** begin **

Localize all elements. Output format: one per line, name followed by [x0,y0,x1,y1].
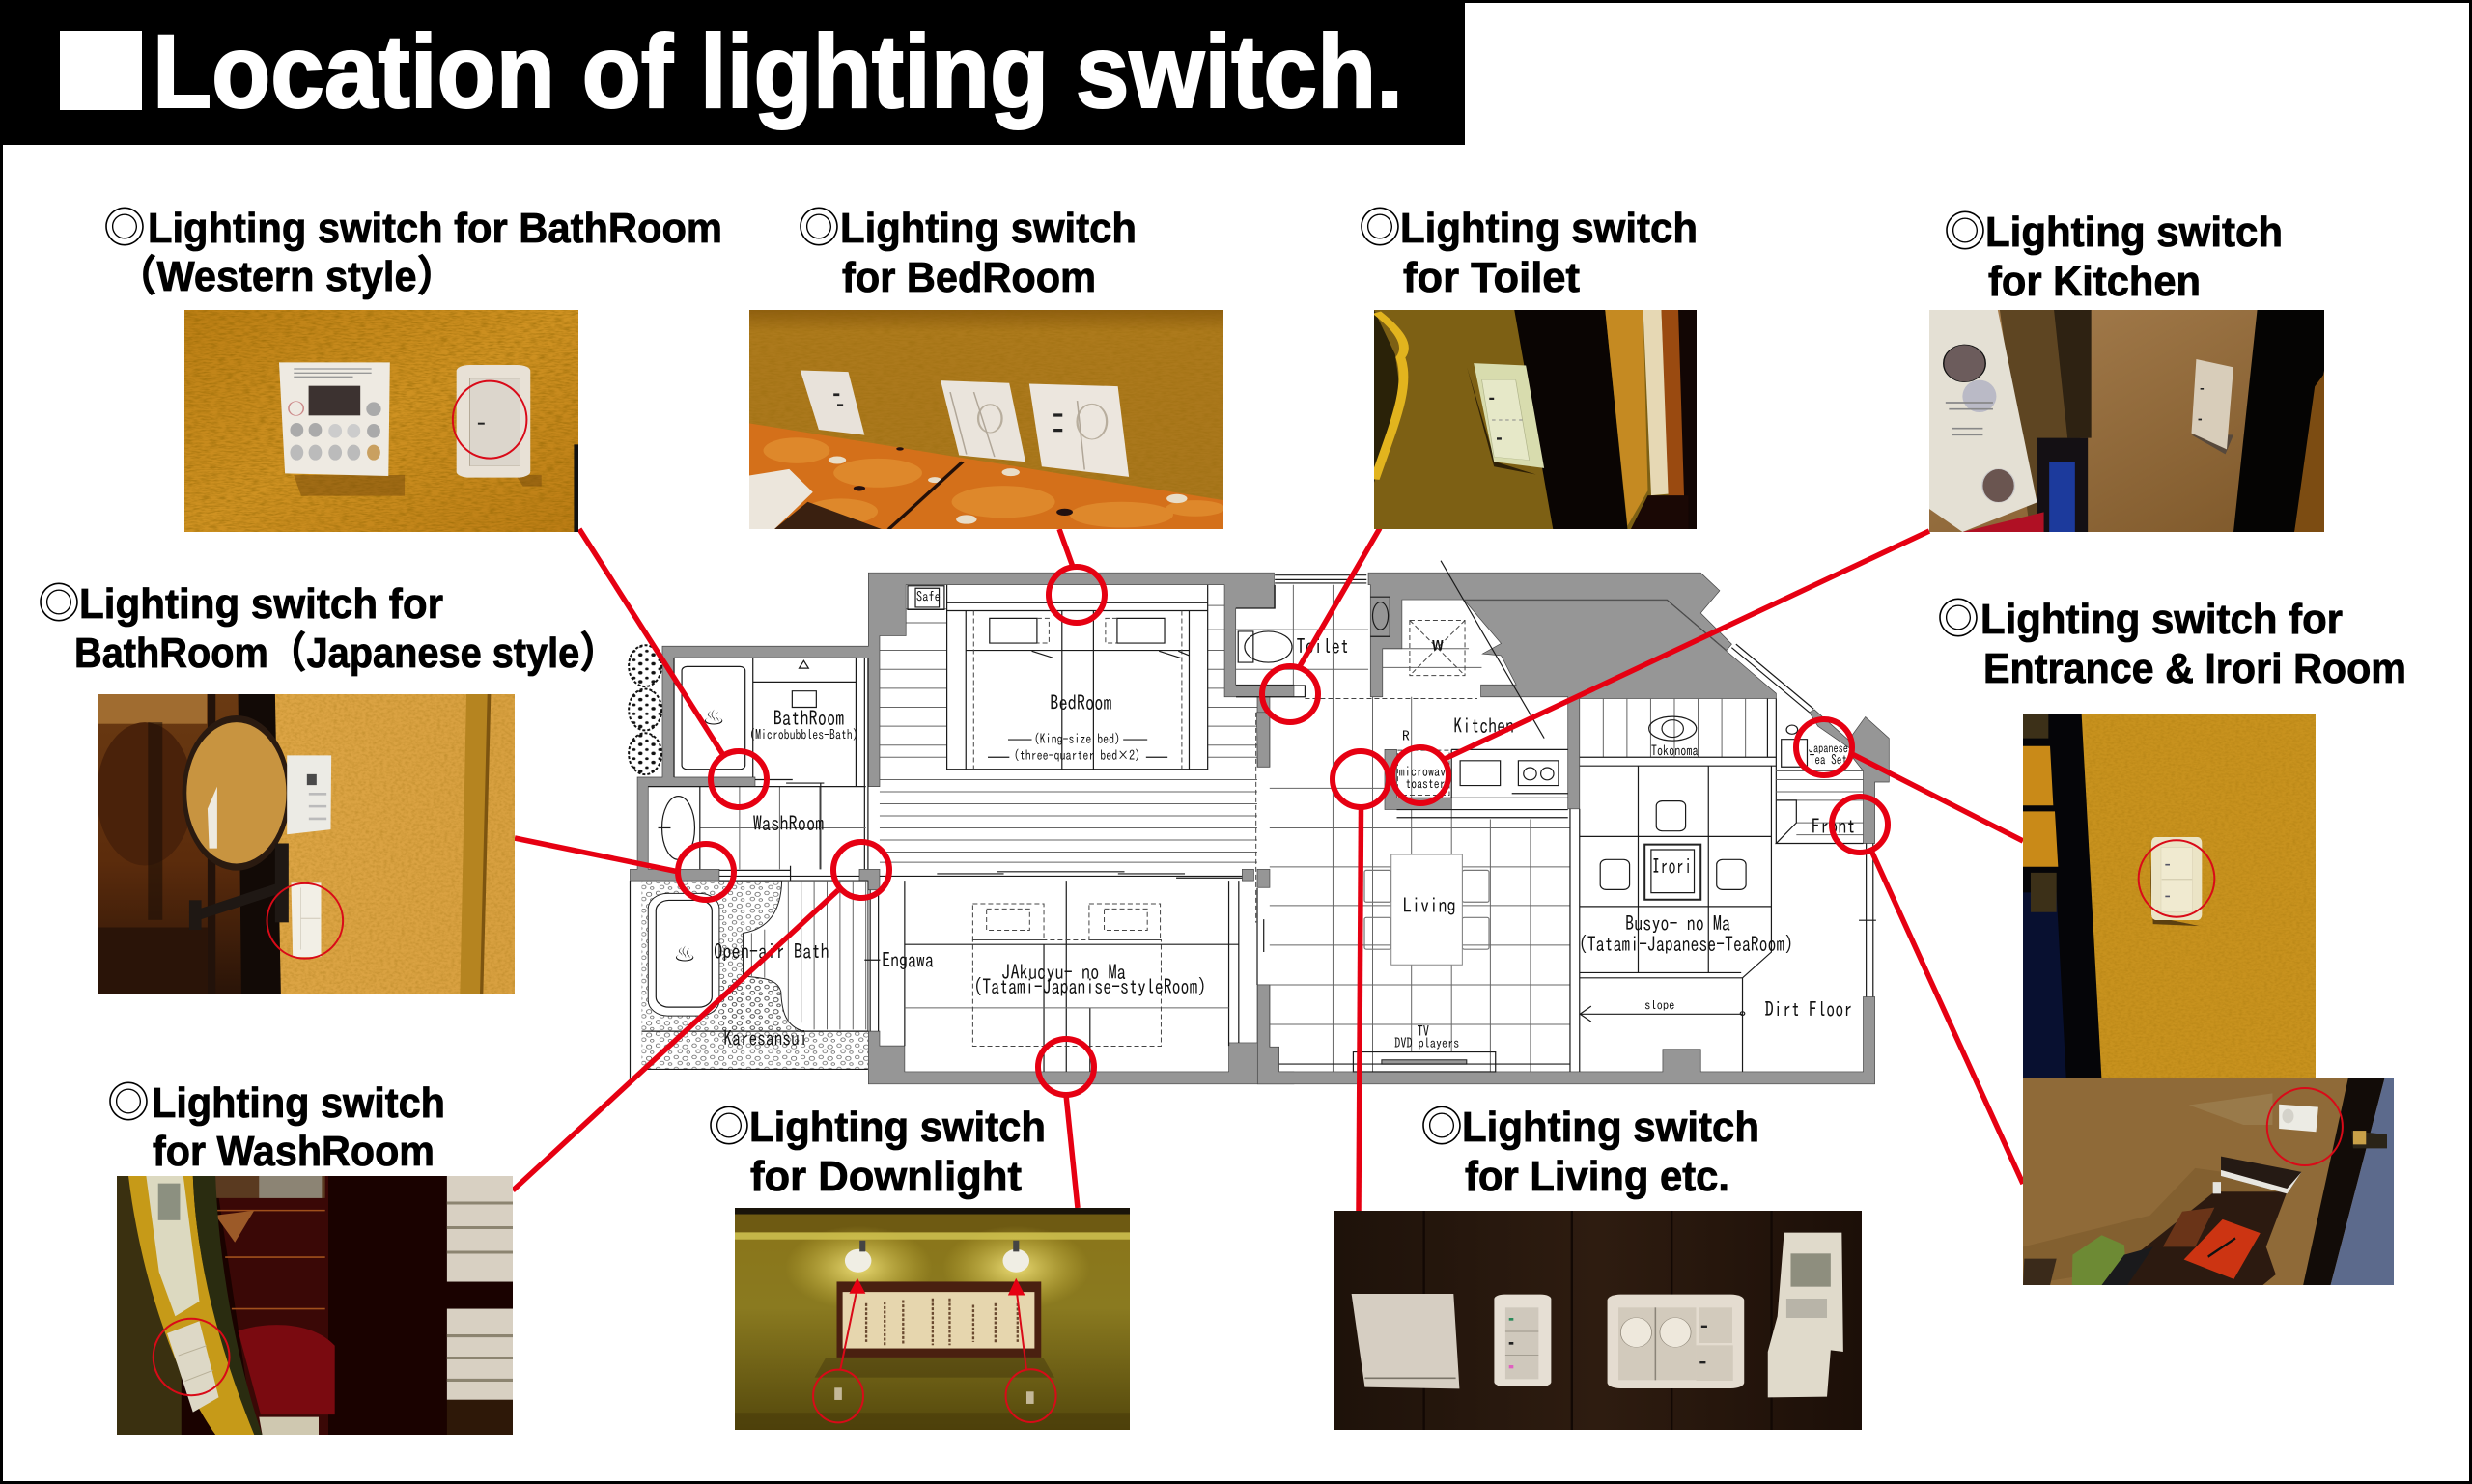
photo: bathroom western switch [184,310,578,532]
toilet room [1236,585,1477,699]
bedroom furniture [908,585,1208,770]
heading: bathroom western [103,193,722,300]
photo: toilet switch [1374,310,1697,529]
tea room: Irori [1652,855,1692,877]
red callout lines [513,528,2023,1211]
bedroom labels: (King-size bed) [1034,732,1120,745]
heading: kitchen: for Kitchen [1988,258,2201,305]
heading: toilet [1359,193,1698,301]
heading: washroom: Lighting switch [152,1079,445,1127]
TV stand: TV [1417,1023,1429,1038]
heading: living [1420,1092,1759,1200]
heading: bathroom japanese: Lighting switch for [79,580,443,628]
bathroom [674,658,868,869]
kitchen: toaster [1405,776,1446,790]
wooden shelf [2023,1157,2302,1285]
heading: living: Lighting switch [1462,1104,1759,1151]
triple switch [1494,1295,1551,1386]
engawa [864,890,934,1031]
kitchen: microwave [1399,765,1451,778]
bathroom: (Microbubbles-Bath) [749,727,858,741]
floor plan [629,561,1889,1084]
red arrows and circles [813,1278,1056,1422]
wall switch [2191,359,2233,454]
controller [287,755,331,834]
open-air bath: Open-air Bath [714,941,829,962]
heading: entrance and irori: ◎ [1937,584,1980,646]
washroom: WashRoom [753,813,824,833]
window strip [1275,575,1813,713]
heading: bedroom: Lighting switch [840,205,1137,252]
curved mirror frame [128,1176,319,1435]
tea room: Tokonoma [1651,743,1699,757]
photo: kitchen switch [1929,310,2324,532]
heading: bedroom: ◎ [798,193,840,255]
lamp glows [785,1226,1090,1309]
washroom [648,787,866,869]
dining table and chairs [1364,854,1489,965]
wall switch [292,882,321,957]
appliance panel [1929,310,2037,532]
dark door frame [2023,714,2101,1078]
heading: bathroom japanese: ◎ [38,569,80,630]
wall lamps [845,1241,1029,1273]
heading: washroom: ◎ [107,1068,150,1130]
title banner: Location of lighting switch. [153,13,1403,129]
wall switch [457,365,530,478]
patterned headboard [749,423,1225,529]
photo: bedroom switches [749,310,1223,529]
heading: bedroom [798,193,1137,301]
air conditioner remote [1768,1233,1843,1397]
towels on shelf [447,1176,513,1435]
three wall switches [801,370,1129,477]
tissue paper [749,469,813,529]
bedroom labels: Safe [916,589,941,602]
photo: washroom switch [117,1176,513,1435]
open-air bath: ♨ [673,941,696,966]
entrance and dirt floor: Japanese [1809,742,1848,754]
red location circles on plan [678,567,1888,1095]
heading: kitchen: Lighting switch [1985,209,2283,256]
floor plan: west half [629,573,1294,1084]
wall switch [2149,837,2202,926]
door frame and blue wall [2303,1078,2394,1285]
heading: washroom [107,1068,445,1175]
heading: downlight: ◎ [708,1092,750,1154]
heading: kitchen: ◎ [1944,197,1986,259]
heading: entrance and irori: Lighting switch for [1980,596,2343,643]
green bag [2072,1235,2126,1285]
bathroom: ♨ [702,705,725,730]
open-air bath: Karesansui [723,1028,807,1049]
heading: downlight: Lighting switch [749,1104,1046,1151]
bedroom labels [916,589,1167,762]
heading: entrance and irori [1937,584,2406,692]
wall switch [1467,363,1544,474]
heading: bathroom western: （Western style） [117,253,457,300]
heading: toilet: Lighting switch [1400,205,1698,252]
heading: living: ◎ [1420,1092,1463,1154]
blank plate [1352,1294,1459,1388]
kitchen [1397,715,1568,818]
engawa: Engawa [882,950,934,970]
kitchen: R [1402,729,1410,742]
small switches [834,1387,1034,1404]
sliding door tracks [719,866,1242,886]
dining table and chairs: Living [1403,895,1456,915]
photo: bathroom japanese switch [98,694,515,994]
red folder [2184,1219,2261,1279]
TV stand: DVD players [1394,1036,1459,1050]
heading: toilet: for Toilet [1403,254,1580,301]
TV stand [1353,1023,1496,1072]
dimmer plate [1608,1295,1744,1388]
remote control [146,1176,199,1316]
heading: bathroom western: Lighting switch for BathRoom [148,205,722,252]
bedroom labels: (three-quarter bed×2) [1014,748,1140,762]
heading: toilet: ◎ [1359,193,1401,255]
W closet [1410,561,1544,739]
photo: entrance switch [2023,714,2316,1078]
entrance and dirt floor: Front [1812,816,1855,836]
photo: tea set shelf switch [2023,1078,2394,1285]
garden shrubs [629,645,661,774]
heading: downlight [708,1092,1046,1200]
bath controller [279,362,390,476]
heading: kitchen [1944,197,2283,305]
heading: downlight: for Downlight [750,1153,1022,1200]
heading: bathroom western: ◎ [103,193,146,255]
floor plan: east half [1236,561,1889,1084]
heading: bathroom japanese [38,569,618,677]
heading: living: for Living etc. [1465,1153,1729,1200]
heading: bedroom: for BedRoom [842,254,1096,301]
tea room [1579,699,1793,1072]
entrance and dirt floor: Tea Set [1810,752,1847,766]
bathroom: BathRoom [773,708,844,728]
heading: entrance and irori: Entrance & Irori Room [1983,645,2406,692]
framed calligraphy [815,1281,1054,1378]
W closet: W [1432,638,1444,654]
open-air bath [630,881,868,1084]
Jakucyu room: (Tatami-Japanise-styleRoom) [973,976,1206,996]
glass door [97,694,281,994]
tea room: Busyo- no Ma [1625,912,1730,934]
entrance and dirt floor: Dirt Floor [1765,999,1852,1020]
Jakucyu room: JAkucyu- no Ma [1001,962,1126,982]
magnifying mirror [184,719,289,930]
wall switch [167,1321,219,1413]
Jakucyu room [905,881,1239,1072]
heading: bathroom japanese: BathRoom（Japanese style） [74,630,618,677]
tea room: (Tatami-Japanese-TeaRoom) [1579,934,1793,954]
toilet room: Toilet [1296,636,1349,657]
entrance and dirt floor [1580,725,1876,1022]
photo: living switches [1334,1211,1862,1430]
kitchen: Kitchen [1453,715,1514,736]
bedroom labels: BedRoom [1050,692,1112,713]
wall switch [2279,1105,2318,1132]
photo: downlight switches [735,1208,1130,1430]
entrance and dirt floor: slope [1644,998,1674,1011]
heading: washroom: for WashRoom [153,1128,435,1175]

** end **

**AIM**:
Turn every line of the entries above into a numbered list, dropping any blank lines, and leave the pictures out of your answer.

**TASK SOLUTION**:
1. Localize all elements. Output format: one per line, name followed by [x0,y0,x1,y1].
2. photo: bathroom western switch [184,310,578,532]
3. toilet room [1236,585,1477,699]
4. bedroom furniture [908,585,1208,770]
5. heading: bathroom western [103,193,722,300]
6. photo: toilet switch [1374,310,1697,529]
7. tea room: Irori [1652,855,1692,877]
8. red callout lines [513,528,2023,1211]
9. bedroom labels: (King-size bed) [1034,732,1120,745]
10. heading: kitchen: for Kitchen [1988,258,2201,305]
11. heading: toilet [1359,193,1698,301]
12. heading: washroom: Lighting switch [152,1079,445,1127]
13. TV stand: TV [1417,1023,1429,1038]
14. heading: living [1420,1092,1759,1200]
15. heading: bathroom japanese: Lighting switch for [79,580,443,628]
16. bathroom [674,658,868,869]
17. kitchen: toaster [1405,776,1446,790]
18. wooden shelf [2023,1157,2302,1285]
19. heading: living: Lighting switch [1462,1104,1759,1151]
20. triple switch [1494,1295,1551,1386]
21. engawa [864,890,934,1031]
22. kitchen: microwave [1399,765,1451,778]
23. bathroom: (Microbubbles-Bath) [749,727,858,741]
24. floor plan [629,561,1889,1084]
25. red arrows and circles [813,1278,1056,1422]
26. wall switch [2191,359,2233,454]
27. controller [287,755,331,834]
28. open-air bath: Open-air Bath [714,941,829,962]
29. heading: entrance and irori: ◎ [1937,584,1980,646]
30. washroom: WashRoom [753,813,824,833]
31. window strip [1275,575,1813,713]
32. heading: bedroom: Lighting switch [840,205,1137,252]
33. curved mirror frame [128,1176,319,1435]
34. tea room: Tokonoma [1651,743,1699,757]
35. photo: kitchen switch [1929,310,2324,532]
36. heading: bedroom: ◎ [798,193,840,255]
37. lamp glows [785,1226,1090,1309]
38. washroom [648,787,866,869]
39. dining table and chairs [1364,854,1489,965]
40. wall switch [292,882,321,957]
41. appliance panel [1929,310,2037,532]
42. dark door frame [2023,714,2101,1078]
43. heading: bathroom japanese: ◎ [38,569,80,630]
44. wall lamps [845,1241,1029,1273]
45. heading: washroom: ◎ [107,1068,150,1130]
46. title banner: Location of lighting switch. [153,13,1403,129]
47. wall switch [457,365,530,478]
48. patterned headboard [749,423,1225,529]
49. photo: bedroom switches [749,310,1223,529]
50. heading: bedroom [798,193,1137,301]
51. air conditioner remote [1768,1233,1843,1397]
52. towels on shelf [447,1176,513,1435]
53. three wall switches [801,370,1129,477]
54. tissue paper [749,469,813,529]
55. bedroom labels: Safe [916,589,941,602]
56. photo: washroom switch [117,1176,513,1435]
57. open-air bath: ♨ [673,941,696,966]
58. entrance and dirt floor: Japanese [1809,742,1848,754]
59. red location circles on plan [678,567,1888,1095]
60. heading: kitchen: Lighting switch [1985,209,2283,256]
61. floor plan: west half [629,573,1294,1084]
62. wall switch [2149,837,2202,926]
63. door frame and blue wall [2303,1078,2394,1285]
64. heading: washroom [107,1068,445,1175]
65. heading: downlight: ◎ [708,1092,750,1154]
66. heading: kitchen: ◎ [1944,197,1986,259]
67. heading: entrance and irori: Lighting switch for [1980,596,2343,643]
68. green bag [2072,1235,2126,1285]
69. bathroom: ♨ [702,705,725,730]
70. open-air bath: Karesansui [723,1028,807,1049]
71. heading: downlight: Lighting switch [749,1104,1046,1151]
72. bedroom labels [916,589,1167,762]
73. heading: entrance and irori [1937,584,2406,692]
74. wall switch [1467,363,1544,474]
75. heading: bathroom western: （Western style） [117,253,457,300]
76. heading: toilet: Lighting switch [1400,205,1698,252]
77. heading: living: ◎ [1420,1092,1463,1154]
78. blank plate [1352,1294,1459,1388]
79. kitchen [1397,715,1568,818]
80. engawa: Engawa [882,950,934,970]
81. kitchen: R [1402,729,1410,742]
82. small switches [834,1387,1034,1404]
83. sliding door tracks [719,866,1242,886]
84. dining table and chairs: Living [1403,895,1456,915]
85. photo: bathroom japanese switch [98,694,515,994]
86. red folder [2184,1219,2261,1279]
87. TV stand: DVD players [1394,1036,1459,1050]
88. heading: toilet: for Toilet [1403,254,1580,301]
89. TV stand [1353,1023,1496,1072]
90. dimmer plate [1608,1295,1744,1388]
91. remote control [146,1176,199,1316]
92. heading: bathroom western: Lighting switch for BathRoom [148,205,722,252]
93. bedroom labels: (three-quarter bed×2) [1014,748,1140,762]
94. heading: toilet: ◎ [1359,193,1401,255]
95. W closet [1410,561,1544,739]
96. photo: entrance switch [2023,714,2316,1078]
97. entrance and dirt floor: Front [1812,816,1855,836]
98. photo: tea set shelf switch [2023,1078,2394,1285]
99. garden shrubs [629,645,661,774]
100. heading: downlight [708,1092,1046,1200]
101. bath controller [279,362,390,476]
102. heading: kitchen [1944,197,2283,305]
103. heading: downlight: for Downlight [750,1153,1022,1200]
104. heading: bathroom western: ◎ [103,193,146,255]
105. floor plan: east half [1236,561,1889,1084]
106. heading: bathroom japanese [38,569,618,677]
107. heading: living: for Living etc. [1465,1153,1729,1200]
108. heading: bedroom: for BedRoom [842,254,1096,301]
109. tea room [1579,699,1793,1072]
110. entrance and dirt floor: Tea Set [1810,752,1847,766]
111. bathroom: BathRoom [773,708,844,728]
112. heading: entrance and irori: Entrance & Irori Room [1983,645,2406,692]
113. framed calligraphy [815,1281,1054,1378]
114. W closet: W [1432,638,1444,654]
115. open-air bath [630,881,868,1084]
116. Jakucyu room: (Tatami-Japanise-styleRoom) [973,976,1206,996]
117. glass door [97,694,281,994]
118. tea room: Busyo- no Ma [1625,912,1730,934]
119. entrance and dirt floor: Dirt Floor [1765,999,1852,1020]
120. Jakucyu room: JAkucyu- no Ma [1001,962,1126,982]
121. magnifying mirror [184,719,289,930]
122. wall switch [167,1321,219,1413]
123. Jakucyu room [905,881,1239,1072]
124. heading: bathroom japanese: BathRoom（Japanese style） [74,630,618,677]
125. tea room: (Tatami-Japanese-TeaRoom) [1579,934,1793,954]
126. toilet room: Toilet [1296,636,1349,657]
127. entrance and dirt floor [1580,725,1876,1022]
128. photo: living switches [1334,1211,1862,1430]
129. kitchen: Kitchen [1453,715,1514,736]
130. bedroom labels: BedRoom [1050,692,1112,713]
131. wall switch [2279,1105,2318,1132]
132. photo: downlight switches [735,1208,1130,1430]
133. entrance and dirt floor: slope [1644,998,1674,1011]
134. heading: washroom: for WashRoom [153,1128,435,1175]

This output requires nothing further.